## EXERCISE DETAILS
Reproduce each line of the material precisely.

begin INPUT FOR THIS TASK

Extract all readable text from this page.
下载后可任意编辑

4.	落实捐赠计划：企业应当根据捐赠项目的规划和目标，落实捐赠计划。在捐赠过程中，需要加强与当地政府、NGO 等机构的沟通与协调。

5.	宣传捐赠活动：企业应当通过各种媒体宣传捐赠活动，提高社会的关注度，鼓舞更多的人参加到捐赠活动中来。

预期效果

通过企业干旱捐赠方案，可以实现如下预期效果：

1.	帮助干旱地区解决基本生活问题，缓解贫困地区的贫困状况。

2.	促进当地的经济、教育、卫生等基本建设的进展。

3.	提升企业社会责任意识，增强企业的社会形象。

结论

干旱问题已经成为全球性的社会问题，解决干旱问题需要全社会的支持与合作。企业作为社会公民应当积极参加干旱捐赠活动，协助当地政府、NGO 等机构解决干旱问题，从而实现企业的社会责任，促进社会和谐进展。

end INPUT FOR THIS TASK

## RESPONSE TO THE TASK
Extract all readable text from this page.
下载后可任意编辑

4.	落实捐赠计划：企业应当根据捐赠项目的规划和目标，落实捐赠计划。在捐赠过程中，需要加强与当地政府、NGO 等机构的沟通与协调。

5.	宣传捐赠活动：企业应当通过各种媒体宣传捐赠活动，提高社会的关注度，鼓舞更多的人参加到捐赠活动中来。

预期效果

通过企业干旱捐赠方案，可以实现如下预期效果：

1.	帮助干旱地区解决基本生活问题，缓解贫困地区的贫困状况。

2.	促进当地的经济、教育、卫生等基本建设的进展。

3.	提升企业社会责任意识，增强企业的社会形象。

结论

干旱问题已经成为全球性的社会问题，解决干旱问题需要全社会的支持与合作。企业作为社会公民应当积极参加干旱捐赠活动，协助当地政府、NGO 等机构解决干旱问题，从而实现企业的社会责任，促进社会和谐进展。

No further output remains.